---------- Dati forniti

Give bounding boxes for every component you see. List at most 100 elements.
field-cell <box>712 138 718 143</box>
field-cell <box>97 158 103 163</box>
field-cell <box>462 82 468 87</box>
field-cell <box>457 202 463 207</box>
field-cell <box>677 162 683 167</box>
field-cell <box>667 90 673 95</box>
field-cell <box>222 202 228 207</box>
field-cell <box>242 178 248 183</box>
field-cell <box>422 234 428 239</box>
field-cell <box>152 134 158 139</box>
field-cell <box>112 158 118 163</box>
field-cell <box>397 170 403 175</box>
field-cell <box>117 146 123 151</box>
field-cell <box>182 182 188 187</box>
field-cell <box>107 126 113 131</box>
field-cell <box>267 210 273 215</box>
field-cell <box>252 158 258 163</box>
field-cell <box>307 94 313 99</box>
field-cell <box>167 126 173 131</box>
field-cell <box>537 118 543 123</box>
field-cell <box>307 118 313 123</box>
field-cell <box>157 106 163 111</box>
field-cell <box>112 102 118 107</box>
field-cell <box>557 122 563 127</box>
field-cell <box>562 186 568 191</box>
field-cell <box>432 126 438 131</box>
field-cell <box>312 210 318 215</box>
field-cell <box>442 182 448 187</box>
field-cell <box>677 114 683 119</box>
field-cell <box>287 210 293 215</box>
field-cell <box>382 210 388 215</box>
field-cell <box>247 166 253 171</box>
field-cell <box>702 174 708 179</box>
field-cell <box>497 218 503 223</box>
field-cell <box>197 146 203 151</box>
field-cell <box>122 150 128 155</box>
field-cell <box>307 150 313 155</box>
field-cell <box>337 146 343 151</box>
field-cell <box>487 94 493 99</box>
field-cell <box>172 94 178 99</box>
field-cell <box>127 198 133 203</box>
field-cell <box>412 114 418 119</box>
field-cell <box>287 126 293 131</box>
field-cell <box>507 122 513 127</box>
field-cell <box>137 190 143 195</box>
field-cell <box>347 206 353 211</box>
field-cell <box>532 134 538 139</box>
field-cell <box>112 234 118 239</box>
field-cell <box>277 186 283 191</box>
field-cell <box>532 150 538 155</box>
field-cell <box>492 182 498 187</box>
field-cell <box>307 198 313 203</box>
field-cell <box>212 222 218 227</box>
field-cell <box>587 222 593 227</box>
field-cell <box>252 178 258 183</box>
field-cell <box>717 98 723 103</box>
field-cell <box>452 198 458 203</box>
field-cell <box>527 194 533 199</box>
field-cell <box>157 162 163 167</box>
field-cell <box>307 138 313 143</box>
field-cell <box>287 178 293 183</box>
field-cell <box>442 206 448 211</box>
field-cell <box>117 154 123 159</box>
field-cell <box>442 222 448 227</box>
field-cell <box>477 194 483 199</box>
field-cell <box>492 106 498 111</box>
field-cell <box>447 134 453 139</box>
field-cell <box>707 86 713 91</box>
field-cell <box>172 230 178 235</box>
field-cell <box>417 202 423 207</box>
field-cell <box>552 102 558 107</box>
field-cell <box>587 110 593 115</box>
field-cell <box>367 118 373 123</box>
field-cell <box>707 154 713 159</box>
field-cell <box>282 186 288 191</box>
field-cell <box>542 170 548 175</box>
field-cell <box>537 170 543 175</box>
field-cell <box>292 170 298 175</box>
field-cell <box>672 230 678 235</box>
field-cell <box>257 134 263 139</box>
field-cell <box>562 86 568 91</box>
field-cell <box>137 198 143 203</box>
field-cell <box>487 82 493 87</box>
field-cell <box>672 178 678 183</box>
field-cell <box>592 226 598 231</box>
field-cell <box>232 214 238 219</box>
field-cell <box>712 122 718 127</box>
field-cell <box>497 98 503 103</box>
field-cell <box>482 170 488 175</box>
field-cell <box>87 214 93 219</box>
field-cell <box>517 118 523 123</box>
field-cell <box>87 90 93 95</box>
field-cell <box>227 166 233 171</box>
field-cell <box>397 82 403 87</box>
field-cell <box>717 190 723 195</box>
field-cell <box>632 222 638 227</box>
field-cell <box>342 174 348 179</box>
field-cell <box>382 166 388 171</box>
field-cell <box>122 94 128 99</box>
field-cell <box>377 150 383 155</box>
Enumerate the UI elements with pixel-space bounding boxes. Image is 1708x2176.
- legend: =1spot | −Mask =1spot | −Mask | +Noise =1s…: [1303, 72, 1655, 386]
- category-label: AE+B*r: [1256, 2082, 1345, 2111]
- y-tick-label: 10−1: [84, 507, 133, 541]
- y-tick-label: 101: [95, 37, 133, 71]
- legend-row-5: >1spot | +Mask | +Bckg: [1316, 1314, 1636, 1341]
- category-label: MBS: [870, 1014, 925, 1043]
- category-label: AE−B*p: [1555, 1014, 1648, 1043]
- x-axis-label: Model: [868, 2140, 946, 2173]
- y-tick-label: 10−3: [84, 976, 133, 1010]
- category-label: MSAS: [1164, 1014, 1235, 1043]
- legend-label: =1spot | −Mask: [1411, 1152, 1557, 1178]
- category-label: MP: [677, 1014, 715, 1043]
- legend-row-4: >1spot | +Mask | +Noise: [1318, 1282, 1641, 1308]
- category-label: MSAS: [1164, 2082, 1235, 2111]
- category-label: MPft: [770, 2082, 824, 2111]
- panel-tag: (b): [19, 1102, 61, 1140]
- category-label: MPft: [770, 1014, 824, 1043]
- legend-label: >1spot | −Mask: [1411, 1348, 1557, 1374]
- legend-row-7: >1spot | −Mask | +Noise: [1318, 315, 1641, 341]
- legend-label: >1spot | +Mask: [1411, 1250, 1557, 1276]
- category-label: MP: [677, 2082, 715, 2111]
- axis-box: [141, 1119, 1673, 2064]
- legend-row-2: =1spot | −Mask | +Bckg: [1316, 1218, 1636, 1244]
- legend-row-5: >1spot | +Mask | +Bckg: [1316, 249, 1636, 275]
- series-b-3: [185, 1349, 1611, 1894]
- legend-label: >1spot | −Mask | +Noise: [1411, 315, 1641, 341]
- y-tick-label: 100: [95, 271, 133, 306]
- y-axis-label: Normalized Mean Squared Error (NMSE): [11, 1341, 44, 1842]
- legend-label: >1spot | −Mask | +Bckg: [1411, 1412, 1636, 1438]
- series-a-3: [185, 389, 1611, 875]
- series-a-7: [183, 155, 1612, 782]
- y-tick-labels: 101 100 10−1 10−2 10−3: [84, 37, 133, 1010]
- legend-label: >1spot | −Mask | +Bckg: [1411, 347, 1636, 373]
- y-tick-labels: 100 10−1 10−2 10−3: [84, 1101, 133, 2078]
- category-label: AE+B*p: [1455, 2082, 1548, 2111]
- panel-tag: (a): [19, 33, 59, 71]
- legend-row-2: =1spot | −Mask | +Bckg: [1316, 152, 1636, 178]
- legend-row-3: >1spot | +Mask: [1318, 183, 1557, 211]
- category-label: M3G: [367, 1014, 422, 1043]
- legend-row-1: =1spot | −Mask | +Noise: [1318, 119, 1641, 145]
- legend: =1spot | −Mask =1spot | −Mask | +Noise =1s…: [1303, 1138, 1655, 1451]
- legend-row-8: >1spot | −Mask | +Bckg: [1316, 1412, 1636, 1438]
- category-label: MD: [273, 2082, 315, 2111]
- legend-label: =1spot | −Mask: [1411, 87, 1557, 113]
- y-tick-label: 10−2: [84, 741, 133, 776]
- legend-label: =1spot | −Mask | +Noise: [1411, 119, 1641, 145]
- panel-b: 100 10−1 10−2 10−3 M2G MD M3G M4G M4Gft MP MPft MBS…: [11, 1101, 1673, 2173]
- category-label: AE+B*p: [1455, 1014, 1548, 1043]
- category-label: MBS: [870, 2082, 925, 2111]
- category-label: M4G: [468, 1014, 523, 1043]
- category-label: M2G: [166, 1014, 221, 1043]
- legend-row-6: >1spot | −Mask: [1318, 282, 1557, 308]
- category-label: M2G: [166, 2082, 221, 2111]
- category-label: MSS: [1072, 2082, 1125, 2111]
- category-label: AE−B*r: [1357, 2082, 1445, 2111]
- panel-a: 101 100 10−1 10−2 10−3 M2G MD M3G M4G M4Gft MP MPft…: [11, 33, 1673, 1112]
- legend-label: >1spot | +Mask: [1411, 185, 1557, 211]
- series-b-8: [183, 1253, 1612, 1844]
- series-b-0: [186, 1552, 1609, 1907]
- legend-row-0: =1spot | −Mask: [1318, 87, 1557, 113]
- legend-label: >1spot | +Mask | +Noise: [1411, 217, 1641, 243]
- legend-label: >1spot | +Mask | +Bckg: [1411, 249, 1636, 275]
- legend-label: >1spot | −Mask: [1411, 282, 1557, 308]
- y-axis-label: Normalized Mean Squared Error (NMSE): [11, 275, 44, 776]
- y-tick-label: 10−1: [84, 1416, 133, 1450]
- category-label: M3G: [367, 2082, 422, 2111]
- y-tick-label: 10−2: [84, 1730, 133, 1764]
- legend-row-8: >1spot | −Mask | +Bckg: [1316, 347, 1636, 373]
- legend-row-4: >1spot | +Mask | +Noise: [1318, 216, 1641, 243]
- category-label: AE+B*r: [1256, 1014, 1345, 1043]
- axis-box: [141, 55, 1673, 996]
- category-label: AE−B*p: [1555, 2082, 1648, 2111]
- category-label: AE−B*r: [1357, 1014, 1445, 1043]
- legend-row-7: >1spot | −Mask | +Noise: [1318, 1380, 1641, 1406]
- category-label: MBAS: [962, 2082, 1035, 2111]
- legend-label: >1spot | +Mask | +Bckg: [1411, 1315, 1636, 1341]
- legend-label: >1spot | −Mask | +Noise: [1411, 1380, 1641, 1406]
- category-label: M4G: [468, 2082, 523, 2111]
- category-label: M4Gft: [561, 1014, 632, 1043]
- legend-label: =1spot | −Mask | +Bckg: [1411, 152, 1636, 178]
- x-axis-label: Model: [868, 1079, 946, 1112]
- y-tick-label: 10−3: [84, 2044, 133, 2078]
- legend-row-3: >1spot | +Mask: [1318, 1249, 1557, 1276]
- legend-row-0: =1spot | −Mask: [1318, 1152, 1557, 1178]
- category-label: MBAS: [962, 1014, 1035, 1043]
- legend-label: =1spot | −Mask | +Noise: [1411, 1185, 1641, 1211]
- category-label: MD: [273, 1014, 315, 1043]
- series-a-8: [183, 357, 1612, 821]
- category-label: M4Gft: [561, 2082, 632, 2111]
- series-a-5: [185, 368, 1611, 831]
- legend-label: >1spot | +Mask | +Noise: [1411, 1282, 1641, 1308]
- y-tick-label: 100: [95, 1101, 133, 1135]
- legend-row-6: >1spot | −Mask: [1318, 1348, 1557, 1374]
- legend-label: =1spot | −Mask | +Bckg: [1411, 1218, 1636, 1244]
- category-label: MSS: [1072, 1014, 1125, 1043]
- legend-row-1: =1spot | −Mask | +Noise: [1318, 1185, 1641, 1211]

--------------------

* _Richiesta_: Stampa tali e quali le righe delle voci, dall'inizio fino alla riga che contiene "field-cell <box>307 118 313 123</box>", compresa.

* _Esercizio svolto_:
Give bounding boxes for every component you see. List at most 100 elements.
field-cell <box>712 138 718 143</box>
field-cell <box>97 158 103 163</box>
field-cell <box>462 82 468 87</box>
field-cell <box>457 202 463 207</box>
field-cell <box>677 162 683 167</box>
field-cell <box>667 90 673 95</box>
field-cell <box>222 202 228 207</box>
field-cell <box>242 178 248 183</box>
field-cell <box>422 234 428 239</box>
field-cell <box>152 134 158 139</box>
field-cell <box>112 158 118 163</box>
field-cell <box>397 170 403 175</box>
field-cell <box>117 146 123 151</box>
field-cell <box>182 182 188 187</box>
field-cell <box>107 126 113 131</box>
field-cell <box>267 210 273 215</box>
field-cell <box>252 158 258 163</box>
field-cell <box>307 94 313 99</box>
field-cell <box>167 126 173 131</box>
field-cell <box>537 118 543 123</box>
field-cell <box>307 118 313 123</box>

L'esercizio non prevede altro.